Skip any picture you find and retype all the remaining lines exactly.
[begin MATERIAL SHOWN]
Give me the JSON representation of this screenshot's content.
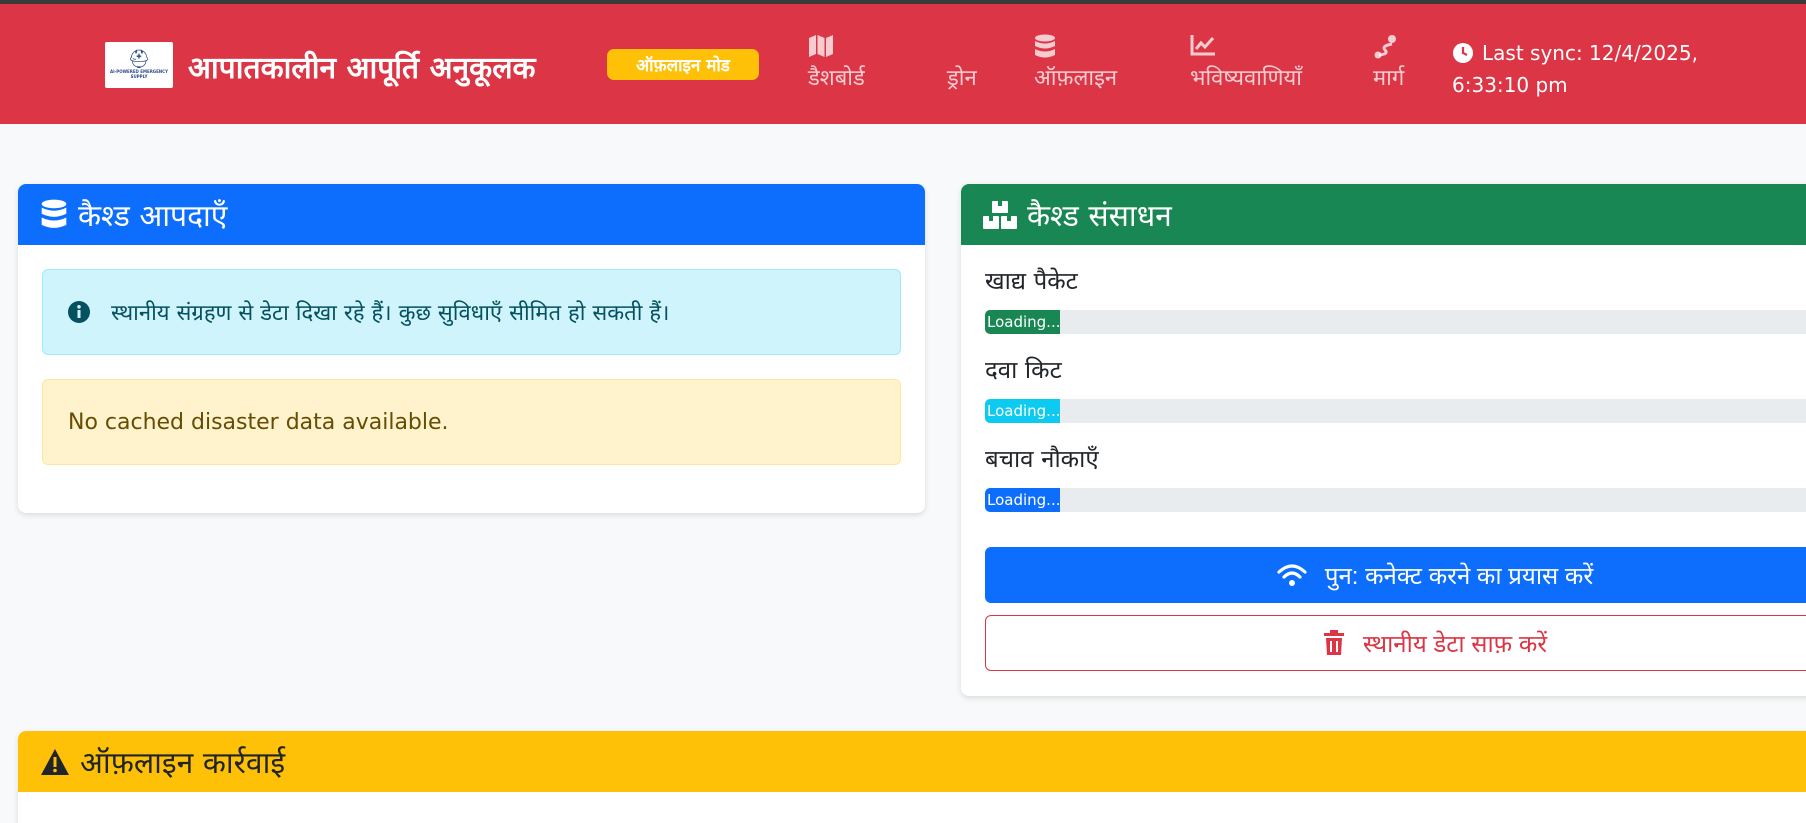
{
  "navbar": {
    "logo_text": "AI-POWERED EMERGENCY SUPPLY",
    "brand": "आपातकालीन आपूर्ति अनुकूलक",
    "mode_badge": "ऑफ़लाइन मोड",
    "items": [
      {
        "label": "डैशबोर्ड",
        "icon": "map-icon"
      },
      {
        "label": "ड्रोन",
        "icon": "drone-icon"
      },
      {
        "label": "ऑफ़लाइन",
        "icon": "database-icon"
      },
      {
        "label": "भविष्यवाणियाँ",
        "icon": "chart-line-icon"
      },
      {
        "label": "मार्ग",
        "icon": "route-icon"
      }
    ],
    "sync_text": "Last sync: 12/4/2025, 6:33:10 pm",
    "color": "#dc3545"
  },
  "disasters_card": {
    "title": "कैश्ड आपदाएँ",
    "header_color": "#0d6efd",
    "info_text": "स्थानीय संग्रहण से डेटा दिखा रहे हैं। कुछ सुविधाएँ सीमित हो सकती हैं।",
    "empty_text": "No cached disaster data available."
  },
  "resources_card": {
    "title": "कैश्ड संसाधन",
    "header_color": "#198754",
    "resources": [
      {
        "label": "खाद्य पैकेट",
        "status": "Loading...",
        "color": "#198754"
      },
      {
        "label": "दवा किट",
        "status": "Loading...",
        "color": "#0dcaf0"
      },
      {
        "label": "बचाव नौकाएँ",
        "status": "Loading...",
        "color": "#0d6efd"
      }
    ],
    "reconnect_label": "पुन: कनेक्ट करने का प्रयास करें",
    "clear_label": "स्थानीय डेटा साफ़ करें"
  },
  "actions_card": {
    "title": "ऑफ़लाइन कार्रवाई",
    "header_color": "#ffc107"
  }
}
[end MATERIAL SHOWN]
ANSWER IN FULL:
Give me the JSON representation of this screenshot's content.
{
  "navbar": {
    "logo_text": "AI-POWERED EMERGENCY SUPPLY",
    "brand": "आपातकालीन आपूर्ति अनुकूलक",
    "mode_badge": "ऑफ़लाइन मोड",
    "items": [
      {
        "label": "डैशबोर्ड",
        "icon": "map-icon"
      },
      {
        "label": "ड्रोन",
        "icon": "drone-icon"
      },
      {
        "label": "ऑफ़लाइन",
        "icon": "database-icon"
      },
      {
        "label": "भविष्यवाणियाँ",
        "icon": "chart-line-icon"
      },
      {
        "label": "मार्ग",
        "icon": "route-icon"
      }
    ],
    "sync_text": "Last sync: 12/4/2025, 6:33:10 pm",
    "color": "#dc3545"
  },
  "disasters_card": {
    "title": "कैश्ड आपदाएँ",
    "header_color": "#0d6efd",
    "info_text": "स्थानीय संग्रहण से डेटा दिखा रहे हैं। कुछ सुविधाएँ सीमित हो सकती हैं।",
    "empty_text": "No cached disaster data available."
  },
  "resources_card": {
    "title": "कैश्ड संसाधन",
    "header_color": "#198754",
    "resources": [
      {
        "label": "खाद्य पैकेट",
        "status": "Loading...",
        "color": "#198754"
      },
      {
        "label": "दवा किट",
        "status": "Loading...",
        "color": "#0dcaf0"
      },
      {
        "label": "बचाव नौकाएँ",
        "status": "Loading...",
        "color": "#0d6efd"
      }
    ],
    "reconnect_label": "पुन: कनेक्ट करने का प्रयास करें",
    "clear_label": "स्थानीय डेटा साफ़ करें"
  },
  "actions_card": {
    "title": "ऑफ़लाइन कार्रवाई",
    "header_color": "#ffc107"
  }
}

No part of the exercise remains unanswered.